**Exercise details**: Write out every entry exactly as given, but omit the pictures.

**Given data**:
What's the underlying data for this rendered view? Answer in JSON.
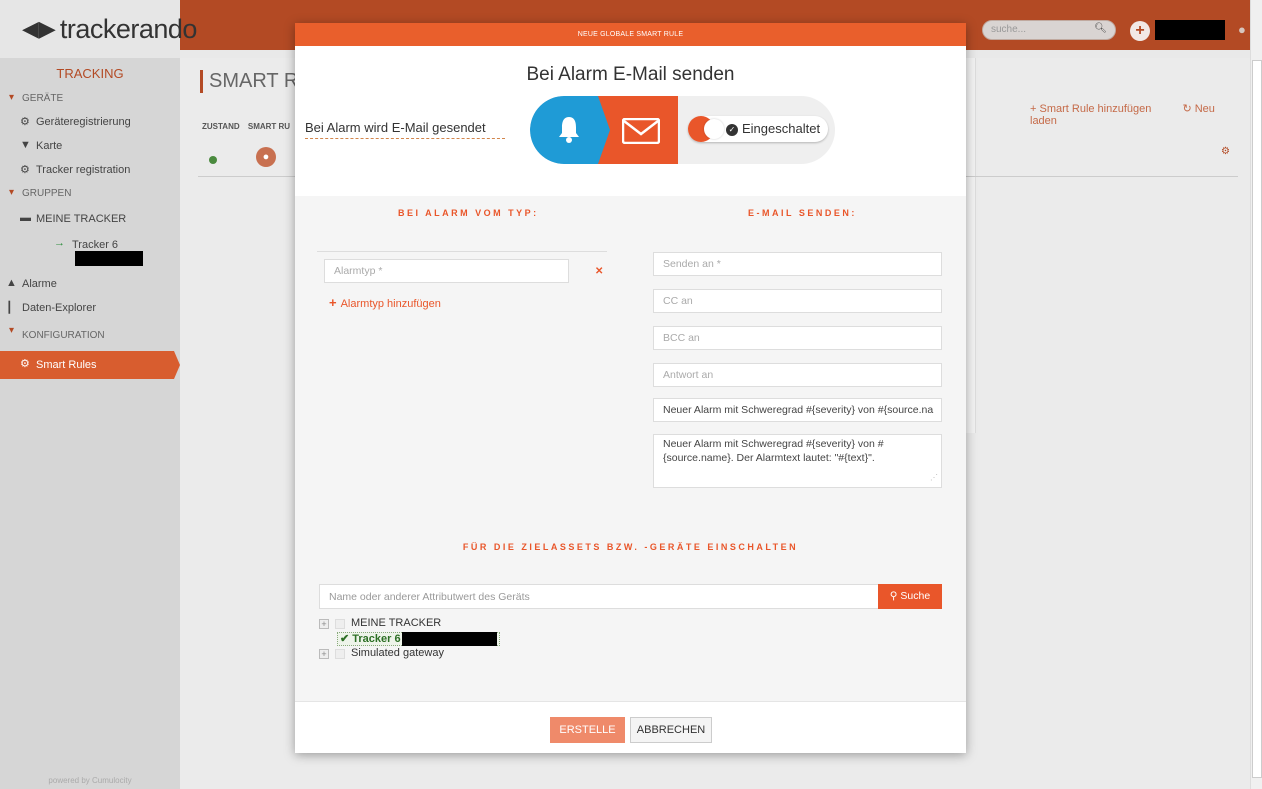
{
  "app": {
    "logo_glyph": "◀▶",
    "logo_text": "trackerando",
    "search_placeholder": "suche...",
    "accent_color": "#e9562a"
  },
  "sidebar": {
    "title": "TRACKING",
    "sections": [
      {
        "label": "GERÄTE"
      },
      {
        "label": "GRUPPEN"
      },
      {
        "label": "KONFIGURATION"
      }
    ],
    "items": {
      "registration": "Geräteregistrierung",
      "map": "Karte",
      "tracker_registration": "Tracker registration",
      "my_trackers": "MEINE TRACKER",
      "tracker": "Tracker 6",
      "alarms": "Alarme",
      "data_explorer": "Daten-Explorer",
      "smart_rules": "Smart Rules"
    },
    "footer": "powered by Cumulocity"
  },
  "background": {
    "page_title": "SMART R",
    "add_rule": "Smart Rule hinzufügen",
    "reload": "Neu laden",
    "col_state": "ZUSTAND",
    "col_rule": "SMART RU"
  },
  "modal": {
    "header": "NEUE GLOBALE SMART RULE",
    "title": "Bei Alarm E-Mail senden",
    "description": "Bei Alarm wird E-Mail gesendet",
    "toggle_label": "Eingeschaltet",
    "alarm_heading": "BEI ALARM VOM TYP:",
    "email_heading": "E-MAIL SENDEN:",
    "alarm_type_placeholder": "Alarmtyp *",
    "add_alarm_type": "Alarmtyp hinzufügen",
    "send_to_placeholder": "Senden an *",
    "cc_placeholder": "CC an",
    "bcc_placeholder": "BCC an",
    "reply_placeholder": "Antwort an",
    "subject_value": "Neuer Alarm mit Schweregrad #{severity} von #{source.na",
    "body_value": "Neuer Alarm mit Schweregrad #{severity} von #{source.name}. Der Alarmtext lautet: \"#{text}\".",
    "assets_heading": "FÜR DIE ZIELASSETS BZW. -GERÄTE EINSCHALTEN",
    "asset_search_placeholder": "Name oder anderer Attributwert des Geräts",
    "search_button": "Suche",
    "tree": [
      {
        "label": "MEINE TRACKER",
        "selected": false
      },
      {
        "label": "Tracker 6",
        "selected": true
      },
      {
        "label": "Simulated gateway",
        "selected": false
      }
    ],
    "create_button": "ERSTELLE",
    "cancel_button": "ABBRECHEN"
  }
}
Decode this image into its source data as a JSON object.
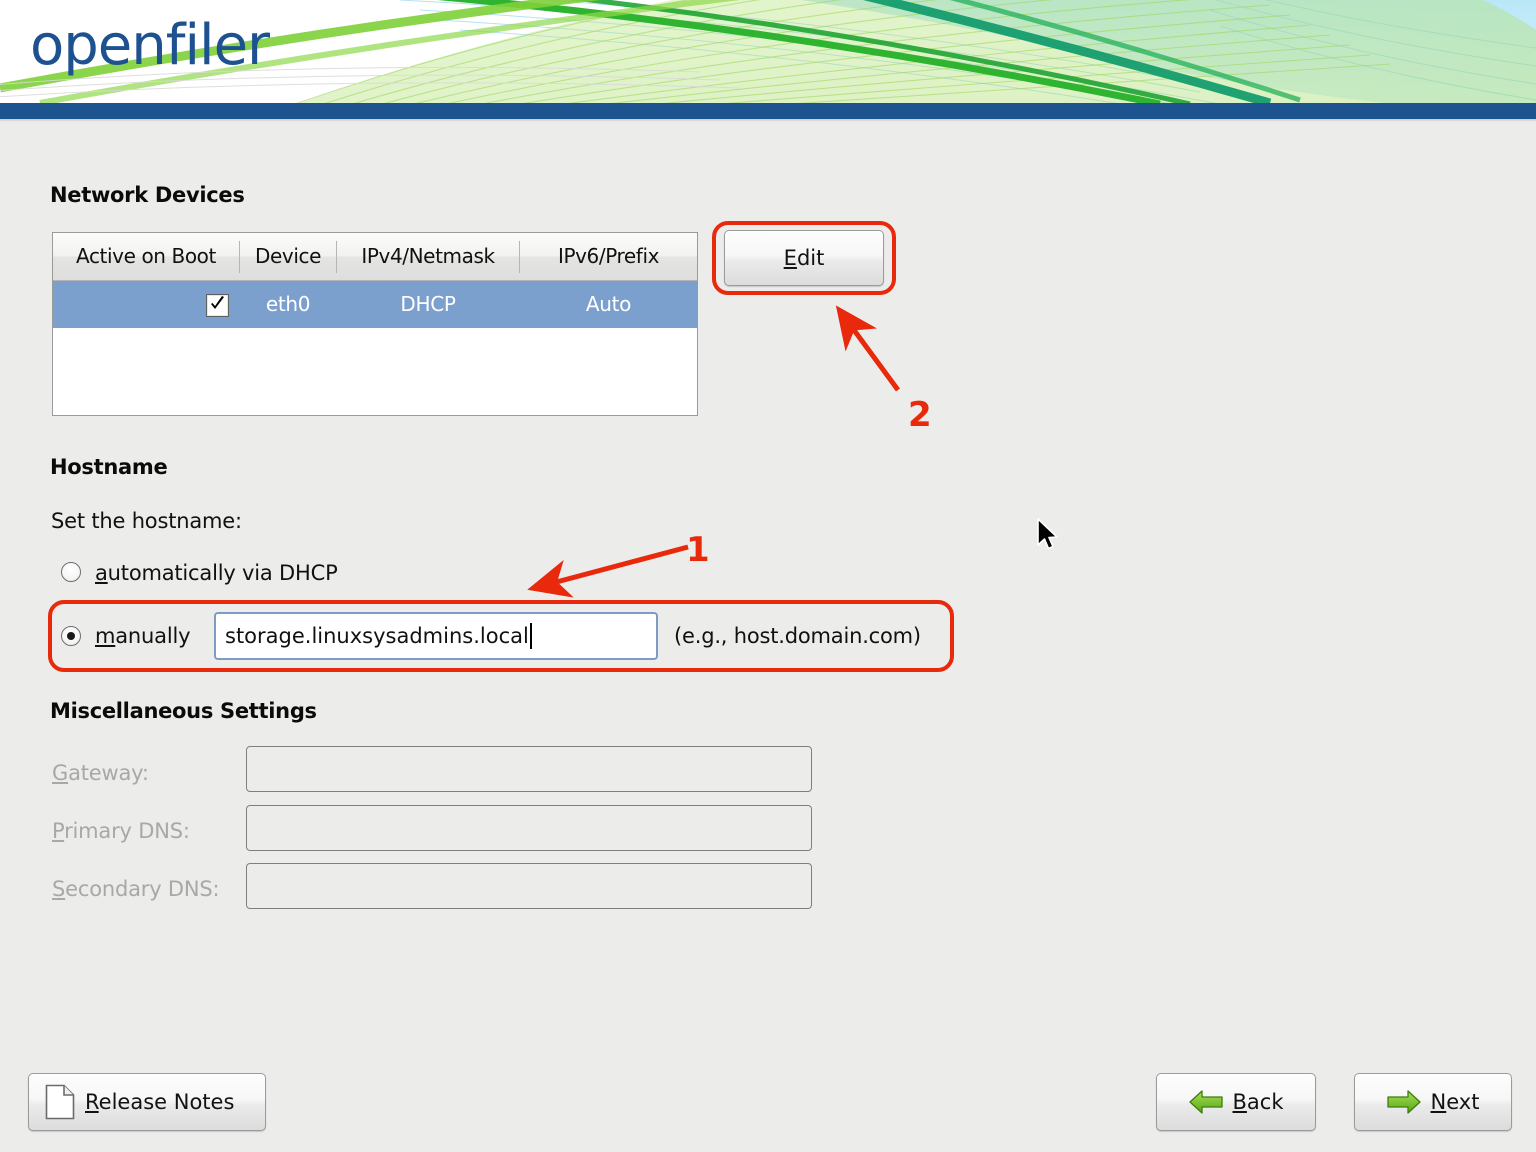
{
  "app": {
    "brand": "openfiler",
    "brand_color": "#1e5190",
    "header_bar_color": "#1d5490",
    "background_color": "#ececea",
    "accent_annotation_color": "#e8290b",
    "selection_color": "#7ba0ce"
  },
  "network_devices": {
    "title": "Network Devices",
    "columns": [
      "Active on Boot",
      "Device",
      "IPv4/Netmask",
      "IPv6/Prefix"
    ],
    "rows": [
      {
        "active_on_boot": true,
        "device": "eth0",
        "ipv4_netmask": "DHCP",
        "ipv6_prefix": "Auto",
        "selected": true
      }
    ],
    "edit_button": {
      "label": "Edit",
      "accel": "E",
      "label_rest": "dit"
    }
  },
  "hostname": {
    "title": "Hostname",
    "prompt": "Set the hostname:",
    "options": [
      {
        "id": "dhcp",
        "accel": "a",
        "label_rest": "utomatically via DHCP",
        "full_label": "automatically via DHCP",
        "selected": false
      },
      {
        "id": "manual",
        "accel": "m",
        "label_rest": "anually",
        "full_label": "manually",
        "selected": true
      }
    ],
    "input_value": "storage.linuxsysadmins.local",
    "example_hint": "(e.g.,  host.domain.com)"
  },
  "misc_settings": {
    "title": "Miscellaneous Settings",
    "fields": [
      {
        "accel": "G",
        "label_rest": "ateway:",
        "full_label": "Gateway:",
        "value": "",
        "disabled": true
      },
      {
        "accel": "P",
        "label_rest": "rimary DNS:",
        "full_label": "Primary DNS:",
        "value": "",
        "disabled": true
      },
      {
        "accel": "S",
        "label_rest": "econdary DNS:",
        "full_label": "Secondary DNS:",
        "value": "",
        "disabled": true
      }
    ]
  },
  "footer": {
    "release_notes": {
      "accel": "R",
      "label_rest": "elease Notes",
      "full_label": "Release Notes"
    },
    "back": {
      "accel": "B",
      "label_rest": "ack",
      "full_label": "Back"
    },
    "next": {
      "accel": "N",
      "label_rest": "ext",
      "full_label": "Next"
    }
  },
  "annotations": [
    {
      "id": "1",
      "label": "1",
      "target": "manually-hostname-row"
    },
    {
      "id": "2",
      "label": "2",
      "target": "edit-button"
    }
  ]
}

**Reply**:
What's the underlying data for this rendered view? Answer in JSON.
{
  "app": {
    "logo_glyph": "◀▶",
    "logo_text": "trackerando",
    "search_placeholder": "suche...",
    "accent_color": "#e9562a"
  },
  "sidebar": {
    "title": "TRACKING",
    "sections": [
      {
        "label": "GERÄTE"
      },
      {
        "label": "GRUPPEN"
      },
      {
        "label": "KONFIGURATION"
      }
    ],
    "items": {
      "registration": "Geräteregistrierung",
      "map": "Karte",
      "tracker_registration": "Tracker registration",
      "my_trackers": "MEINE TRACKER",
      "tracker": "Tracker 6",
      "alarms": "Alarme",
      "data_explorer": "Daten-Explorer",
      "smart_rules": "Smart Rules"
    },
    "footer": "powered by Cumulocity"
  },
  "background": {
    "page_title": "SMART R",
    "add_rule": "Smart Rule hinzufügen",
    "reload": "Neu laden",
    "col_state": "ZUSTAND",
    "col_rule": "SMART RU"
  },
  "modal": {
    "header": "NEUE GLOBALE SMART RULE",
    "title": "Bei Alarm E-Mail senden",
    "description": "Bei Alarm wird E-Mail gesendet",
    "toggle_label": "Eingeschaltet",
    "alarm_heading": "BEI ALARM VOM TYP:",
    "email_heading": "E-MAIL SENDEN:",
    "alarm_type_placeholder": "Alarmtyp *",
    "add_alarm_type": "Alarmtyp hinzufügen",
    "send_to_placeholder": "Senden an *",
    "cc_placeholder": "CC an",
    "bcc_placeholder": "BCC an",
    "reply_placeholder": "Antwort an",
    "subject_value": "Neuer Alarm mit Schweregrad #{severity} von #{source.na",
    "body_value": "Neuer Alarm mit Schweregrad #{severity} von #{source.name}. Der Alarmtext lautet: \"#{text}\".",
    "assets_heading": "FÜR DIE ZIELASSETS BZW. -GERÄTE EINSCHALTEN",
    "asset_search_placeholder": "Name oder anderer Attributwert des Geräts",
    "search_button": "Suche",
    "tree": [
      {
        "label": "MEINE TRACKER",
        "selected": false
      },
      {
        "label": "Tracker 6",
        "selected": true
      },
      {
        "label": "Simulated gateway",
        "selected": false
      }
    ],
    "create_button": "ERSTELLE",
    "cancel_button": "ABBRECHEN"
  }
}
Decode this image into its source data as a JSON object.
{
  "app": {
    "brand": "openfiler",
    "brand_color": "#1e5190",
    "header_bar_color": "#1d5490",
    "background_color": "#ececea",
    "accent_annotation_color": "#e8290b",
    "selection_color": "#7ba0ce"
  },
  "network_devices": {
    "title": "Network Devices",
    "columns": [
      "Active on Boot",
      "Device",
      "IPv4/Netmask",
      "IPv6/Prefix"
    ],
    "rows": [
      {
        "active_on_boot": true,
        "device": "eth0",
        "ipv4_netmask": "DHCP",
        "ipv6_prefix": "Auto",
        "selected": true
      }
    ],
    "edit_button": {
      "label": "Edit",
      "accel": "E",
      "label_rest": "dit"
    }
  },
  "hostname": {
    "title": "Hostname",
    "prompt": "Set the hostname:",
    "options": [
      {
        "id": "dhcp",
        "accel": "a",
        "label_rest": "utomatically via DHCP",
        "full_label": "automatically via DHCP",
        "selected": false
      },
      {
        "id": "manual",
        "accel": "m",
        "label_rest": "anually",
        "full_label": "manually",
        "selected": true
      }
    ],
    "input_value": "storage.linuxsysadmins.local",
    "example_hint": "(e.g.,  host.domain.com)"
  },
  "misc_settings": {
    "title": "Miscellaneous Settings",
    "fields": [
      {
        "accel": "G",
        "label_rest": "ateway:",
        "full_label": "Gateway:",
        "value": "",
        "disabled": true
      },
      {
        "accel": "P",
        "label_rest": "rimary DNS:",
        "full_label": "Primary DNS:",
        "value": "",
        "disabled": true
      },
      {
        "accel": "S",
        "label_rest": "econdary DNS:",
        "full_label": "Secondary DNS:",
        "value": "",
        "disabled": true
      }
    ]
  },
  "footer": {
    "release_notes": {
      "accel": "R",
      "label_rest": "elease Notes",
      "full_label": "Release Notes"
    },
    "back": {
      "accel": "B",
      "label_rest": "ack",
      "full_label": "Back"
    },
    "next": {
      "accel": "N",
      "label_rest": "ext",
      "full_label": "Next"
    }
  },
  "annotations": [
    {
      "id": "1",
      "label": "1",
      "target": "manually-hostname-row"
    },
    {
      "id": "2",
      "label": "2",
      "target": "edit-button"
    }
  ]
}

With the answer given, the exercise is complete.